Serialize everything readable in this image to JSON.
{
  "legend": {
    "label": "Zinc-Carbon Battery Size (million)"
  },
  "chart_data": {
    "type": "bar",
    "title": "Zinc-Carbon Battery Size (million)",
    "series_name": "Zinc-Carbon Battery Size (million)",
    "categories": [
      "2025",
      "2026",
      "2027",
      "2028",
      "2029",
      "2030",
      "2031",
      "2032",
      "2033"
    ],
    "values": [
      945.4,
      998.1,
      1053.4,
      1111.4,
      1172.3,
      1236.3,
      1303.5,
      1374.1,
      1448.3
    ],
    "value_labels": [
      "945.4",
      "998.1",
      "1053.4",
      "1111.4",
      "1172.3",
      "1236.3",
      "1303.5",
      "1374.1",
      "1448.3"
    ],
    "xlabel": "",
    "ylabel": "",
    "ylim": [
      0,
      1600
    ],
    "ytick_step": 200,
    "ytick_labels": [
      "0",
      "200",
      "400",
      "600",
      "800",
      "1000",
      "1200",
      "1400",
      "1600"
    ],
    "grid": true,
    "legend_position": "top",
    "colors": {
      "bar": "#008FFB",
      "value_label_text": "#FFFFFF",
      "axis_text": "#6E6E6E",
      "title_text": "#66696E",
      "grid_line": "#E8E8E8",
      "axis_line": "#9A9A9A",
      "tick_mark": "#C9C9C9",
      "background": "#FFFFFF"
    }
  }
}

# [What you are asked to do]
Repeat the preceding lines exactly, please, every one of them.

# [Full output]
Serialize everything readable in this image to JSON.
{
  "legend": {
    "label": "Zinc-Carbon Battery Size (million)"
  },
  "chart_data": {
    "type": "bar",
    "title": "Zinc-Carbon Battery Size (million)",
    "series_name": "Zinc-Carbon Battery Size (million)",
    "categories": [
      "2025",
      "2026",
      "2027",
      "2028",
      "2029",
      "2030",
      "2031",
      "2032",
      "2033"
    ],
    "values": [
      945.4,
      998.1,
      1053.4,
      1111.4,
      1172.3,
      1236.3,
      1303.5,
      1374.1,
      1448.3
    ],
    "value_labels": [
      "945.4",
      "998.1",
      "1053.4",
      "1111.4",
      "1172.3",
      "1236.3",
      "1303.5",
      "1374.1",
      "1448.3"
    ],
    "xlabel": "",
    "ylabel": "",
    "ylim": [
      0,
      1600
    ],
    "ytick_step": 200,
    "ytick_labels": [
      "0",
      "200",
      "400",
      "600",
      "800",
      "1000",
      "1200",
      "1400",
      "1600"
    ],
    "grid": true,
    "legend_position": "top",
    "colors": {
      "bar": "#008FFB",
      "value_label_text": "#FFFFFF",
      "axis_text": "#6E6E6E",
      "title_text": "#66696E",
      "grid_line": "#E8E8E8",
      "axis_line": "#9A9A9A",
      "tick_mark": "#C9C9C9",
      "background": "#FFFFFF"
    }
  }
}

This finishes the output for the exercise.